Return all the data, word for word.

* Begin *

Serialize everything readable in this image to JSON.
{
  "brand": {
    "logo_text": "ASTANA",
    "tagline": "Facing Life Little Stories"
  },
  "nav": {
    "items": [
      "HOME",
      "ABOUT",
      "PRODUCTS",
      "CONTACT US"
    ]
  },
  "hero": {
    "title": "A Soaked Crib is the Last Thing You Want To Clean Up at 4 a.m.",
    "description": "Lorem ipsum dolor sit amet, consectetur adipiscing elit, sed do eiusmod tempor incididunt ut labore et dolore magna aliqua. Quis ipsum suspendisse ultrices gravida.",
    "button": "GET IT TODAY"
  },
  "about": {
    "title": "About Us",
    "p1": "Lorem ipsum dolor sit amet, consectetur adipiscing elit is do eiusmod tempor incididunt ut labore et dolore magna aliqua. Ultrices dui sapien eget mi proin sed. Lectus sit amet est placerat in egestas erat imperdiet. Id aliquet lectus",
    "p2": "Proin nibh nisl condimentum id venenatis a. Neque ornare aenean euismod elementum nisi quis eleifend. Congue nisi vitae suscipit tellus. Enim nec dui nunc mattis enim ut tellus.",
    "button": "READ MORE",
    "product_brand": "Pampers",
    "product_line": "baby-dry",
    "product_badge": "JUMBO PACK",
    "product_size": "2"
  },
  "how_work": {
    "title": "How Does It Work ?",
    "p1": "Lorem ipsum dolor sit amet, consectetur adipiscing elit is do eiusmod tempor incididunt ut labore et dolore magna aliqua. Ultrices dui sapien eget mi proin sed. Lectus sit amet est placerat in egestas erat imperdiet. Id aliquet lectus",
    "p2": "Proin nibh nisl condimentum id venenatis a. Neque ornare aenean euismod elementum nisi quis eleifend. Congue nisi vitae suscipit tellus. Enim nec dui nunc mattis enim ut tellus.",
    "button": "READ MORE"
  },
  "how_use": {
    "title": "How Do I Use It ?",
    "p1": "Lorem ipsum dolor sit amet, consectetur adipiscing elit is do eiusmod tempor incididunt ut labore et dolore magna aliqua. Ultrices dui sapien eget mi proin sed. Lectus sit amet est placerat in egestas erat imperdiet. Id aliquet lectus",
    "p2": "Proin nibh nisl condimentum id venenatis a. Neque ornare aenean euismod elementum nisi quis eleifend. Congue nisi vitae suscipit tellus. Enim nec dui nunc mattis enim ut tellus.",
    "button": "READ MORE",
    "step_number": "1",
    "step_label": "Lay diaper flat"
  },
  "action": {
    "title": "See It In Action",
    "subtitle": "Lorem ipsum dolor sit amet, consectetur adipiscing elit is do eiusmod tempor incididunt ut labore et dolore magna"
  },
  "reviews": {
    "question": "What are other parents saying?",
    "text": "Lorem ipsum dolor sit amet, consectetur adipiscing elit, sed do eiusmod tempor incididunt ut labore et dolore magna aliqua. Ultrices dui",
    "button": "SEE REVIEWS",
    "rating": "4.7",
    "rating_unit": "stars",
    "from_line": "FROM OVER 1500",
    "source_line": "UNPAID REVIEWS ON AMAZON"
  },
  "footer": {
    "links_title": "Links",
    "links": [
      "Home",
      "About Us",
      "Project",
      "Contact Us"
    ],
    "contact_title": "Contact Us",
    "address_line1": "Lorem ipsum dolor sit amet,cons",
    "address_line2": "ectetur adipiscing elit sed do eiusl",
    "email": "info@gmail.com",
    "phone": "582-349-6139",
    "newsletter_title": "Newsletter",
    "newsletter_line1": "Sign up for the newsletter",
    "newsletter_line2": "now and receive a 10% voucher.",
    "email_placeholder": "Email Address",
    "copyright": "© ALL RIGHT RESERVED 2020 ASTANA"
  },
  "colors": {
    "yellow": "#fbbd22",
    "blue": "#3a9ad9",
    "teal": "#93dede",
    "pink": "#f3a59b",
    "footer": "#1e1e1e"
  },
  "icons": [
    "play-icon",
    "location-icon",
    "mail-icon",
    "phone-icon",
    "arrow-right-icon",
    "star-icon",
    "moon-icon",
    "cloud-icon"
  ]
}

* End *

- **Task response**:
Serialize everything readable in this image to JSON.
{
  "brand": {
    "logo_text": "ASTANA",
    "tagline": "Facing Life Little Stories"
  },
  "nav": {
    "items": [
      "HOME",
      "ABOUT",
      "PRODUCTS",
      "CONTACT US"
    ]
  },
  "hero": {
    "title": "A Soaked Crib is the Last Thing You Want To Clean Up at 4 a.m.",
    "description": "Lorem ipsum dolor sit amet, consectetur adipiscing elit, sed do eiusmod tempor incididunt ut labore et dolore magna aliqua. Quis ipsum suspendisse ultrices gravida.",
    "button": "GET IT TODAY"
  },
  "about": {
    "title": "About Us",
    "p1": "Lorem ipsum dolor sit amet, consectetur adipiscing elit is do eiusmod tempor incididunt ut labore et dolore magna aliqua. Ultrices dui sapien eget mi proin sed. Lectus sit amet est placerat in egestas erat imperdiet. Id aliquet lectus",
    "p2": "Proin nibh nisl condimentum id venenatis a. Neque ornare aenean euismod elementum nisi quis eleifend. Congue nisi vitae suscipit tellus. Enim nec dui nunc mattis enim ut tellus.",
    "button": "READ MORE",
    "product_brand": "Pampers",
    "product_line": "baby-dry",
    "product_badge": "JUMBO PACK",
    "product_size": "2"
  },
  "how_work": {
    "title": "How Does It Work ?",
    "p1": "Lorem ipsum dolor sit amet, consectetur adipiscing elit is do eiusmod tempor incididunt ut labore et dolore magna aliqua. Ultrices dui sapien eget mi proin sed. Lectus sit amet est placerat in egestas erat imperdiet. Id aliquet lectus",
    "p2": "Proin nibh nisl condimentum id venenatis a. Neque ornare aenean euismod elementum nisi quis eleifend. Congue nisi vitae suscipit tellus. Enim nec dui nunc mattis enim ut tellus.",
    "button": "READ MORE"
  },
  "how_use": {
    "title": "How Do I Use It ?",
    "p1": "Lorem ipsum dolor sit amet, consectetur adipiscing elit is do eiusmod tempor incididunt ut labore et dolore magna aliqua. Ultrices dui sapien eget mi proin sed. Lectus sit amet est placerat in egestas erat imperdiet. Id aliquet lectus",
    "p2": "Proin nibh nisl condimentum id venenatis a. Neque ornare aenean euismod elementum nisi quis eleifend. Congue nisi vitae suscipit tellus. Enim nec dui nunc mattis enim ut tellus.",
    "button": "READ MORE",
    "step_number": "1",
    "step_label": "Lay diaper flat"
  },
  "action": {
    "title": "See It In Action",
    "subtitle": "Lorem ipsum dolor sit amet, consectetur adipiscing elit is do eiusmod tempor incididunt ut labore et dolore magna"
  },
  "reviews": {
    "question": "What are other parents saying?",
    "text": "Lorem ipsum dolor sit amet, consectetur adipiscing elit, sed do eiusmod tempor incididunt ut labore et dolore magna aliqua. Ultrices dui",
    "button": "SEE REVIEWS",
    "rating": "4.7",
    "rating_unit": "stars",
    "from_line": "FROM OVER 1500",
    "source_line": "UNPAID REVIEWS ON AMAZON"
  },
  "footer": {
    "links_title": "Links",
    "links": [
      "Home",
      "About Us",
      "Project",
      "Contact Us"
    ],
    "contact_title": "Contact Us",
    "address_line1": "Lorem ipsum dolor sit amet,cons",
    "address_line2": "ectetur adipiscing elit sed do eiusl",
    "email": "info@gmail.com",
    "phone": "582-349-6139",
    "newsletter_title": "Newsletter",
    "newsletter_line1": "Sign up for the newsletter",
    "newsletter_line2": "now and receive a 10% voucher.",
    "email_placeholder": "Email Address",
    "copyright": "© ALL RIGHT RESERVED 2020 ASTANA"
  },
  "colors": {
    "yellow": "#fbbd22",
    "blue": "#3a9ad9",
    "teal": "#93dede",
    "pink": "#f3a59b",
    "footer": "#1e1e1e"
  },
  "icons": [
    "play-icon",
    "location-icon",
    "mail-icon",
    "phone-icon",
    "arrow-right-icon",
    "star-icon",
    "moon-icon",
    "cloud-icon"
  ]
}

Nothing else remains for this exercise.